#### Your instructions
Copy out all the records exactly.

[start of Data to process]

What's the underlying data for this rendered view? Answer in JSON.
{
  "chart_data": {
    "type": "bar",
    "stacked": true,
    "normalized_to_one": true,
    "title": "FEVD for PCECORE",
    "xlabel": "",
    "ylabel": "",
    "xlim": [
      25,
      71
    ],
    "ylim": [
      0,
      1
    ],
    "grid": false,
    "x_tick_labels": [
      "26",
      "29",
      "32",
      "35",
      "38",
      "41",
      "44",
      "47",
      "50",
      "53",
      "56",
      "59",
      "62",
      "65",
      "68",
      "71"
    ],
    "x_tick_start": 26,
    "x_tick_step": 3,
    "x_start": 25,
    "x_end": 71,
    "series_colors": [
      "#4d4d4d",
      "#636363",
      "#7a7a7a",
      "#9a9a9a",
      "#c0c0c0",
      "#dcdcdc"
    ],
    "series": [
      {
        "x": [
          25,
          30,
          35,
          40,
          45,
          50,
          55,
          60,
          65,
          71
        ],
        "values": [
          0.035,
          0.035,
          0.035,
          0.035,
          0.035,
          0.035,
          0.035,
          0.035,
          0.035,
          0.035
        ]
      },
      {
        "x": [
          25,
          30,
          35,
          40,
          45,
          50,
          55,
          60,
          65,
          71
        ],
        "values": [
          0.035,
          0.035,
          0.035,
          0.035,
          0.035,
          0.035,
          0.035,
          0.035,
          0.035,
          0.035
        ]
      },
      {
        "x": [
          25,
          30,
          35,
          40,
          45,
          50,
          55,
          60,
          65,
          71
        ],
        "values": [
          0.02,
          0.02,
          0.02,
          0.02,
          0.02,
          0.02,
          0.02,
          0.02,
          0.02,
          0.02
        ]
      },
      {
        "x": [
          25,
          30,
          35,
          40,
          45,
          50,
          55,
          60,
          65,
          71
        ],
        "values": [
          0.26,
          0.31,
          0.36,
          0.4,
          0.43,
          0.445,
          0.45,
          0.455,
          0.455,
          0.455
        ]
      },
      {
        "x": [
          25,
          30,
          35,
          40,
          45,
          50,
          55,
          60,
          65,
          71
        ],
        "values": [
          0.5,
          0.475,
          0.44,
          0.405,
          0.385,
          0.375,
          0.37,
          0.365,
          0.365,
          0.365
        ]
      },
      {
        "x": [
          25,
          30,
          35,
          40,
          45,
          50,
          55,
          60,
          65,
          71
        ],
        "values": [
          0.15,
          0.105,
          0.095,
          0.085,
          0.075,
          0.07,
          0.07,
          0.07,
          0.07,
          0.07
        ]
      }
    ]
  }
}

[end of Data to process]

#### Solution for this problem
What's the underlying data for this rendered view? Answer in JSON.
{
  "chart_data": {
    "type": "bar",
    "stacked": true,
    "normalized_to_one": true,
    "title": "FEVD for PCECORE",
    "xlabel": "",
    "ylabel": "",
    "xlim": [
      25,
      71
    ],
    "ylim": [
      0,
      1
    ],
    "grid": false,
    "x_tick_labels": [
      "26",
      "29",
      "32",
      "35",
      "38",
      "41",
      "44",
      "47",
      "50",
      "53",
      "56",
      "59",
      "62",
      "65",
      "68",
      "71"
    ],
    "x_tick_start": 26,
    "x_tick_step": 3,
    "x_start": 25,
    "x_end": 71,
    "series_colors": [
      "#4d4d4d",
      "#636363",
      "#7a7a7a",
      "#9a9a9a",
      "#c0c0c0",
      "#dcdcdc"
    ],
    "series": [
      {
        "x": [
          25,
          30,
          35,
          40,
          45,
          50,
          55,
          60,
          65,
          71
        ],
        "values": [
          0.035,
          0.035,
          0.035,
          0.035,
          0.035,
          0.035,
          0.035,
          0.035,
          0.035,
          0.035
        ]
      },
      {
        "x": [
          25,
          30,
          35,
          40,
          45,
          50,
          55,
          60,
          65,
          71
        ],
        "values": [
          0.035,
          0.035,
          0.035,
          0.035,
          0.035,
          0.035,
          0.035,
          0.035,
          0.035,
          0.035
        ]
      },
      {
        "x": [
          25,
          30,
          35,
          40,
          45,
          50,
          55,
          60,
          65,
          71
        ],
        "values": [
          0.02,
          0.02,
          0.02,
          0.02,
          0.02,
          0.02,
          0.02,
          0.02,
          0.02,
          0.02
        ]
      },
      {
        "x": [
          25,
          30,
          35,
          40,
          45,
          50,
          55,
          60,
          65,
          71
        ],
        "values": [
          0.26,
          0.31,
          0.36,
          0.4,
          0.43,
          0.445,
          0.45,
          0.455,
          0.455,
          0.455
        ]
      },
      {
        "x": [
          25,
          30,
          35,
          40,
          45,
          50,
          55,
          60,
          65,
          71
        ],
        "values": [
          0.5,
          0.475,
          0.44,
          0.405,
          0.385,
          0.375,
          0.37,
          0.365,
          0.365,
          0.365
        ]
      },
      {
        "x": [
          25,
          30,
          35,
          40,
          45,
          50,
          55,
          60,
          65,
          71
        ],
        "values": [
          0.15,
          0.105,
          0.095,
          0.085,
          0.075,
          0.07,
          0.07,
          0.07,
          0.07,
          0.07
        ]
      }
    ]
  }
}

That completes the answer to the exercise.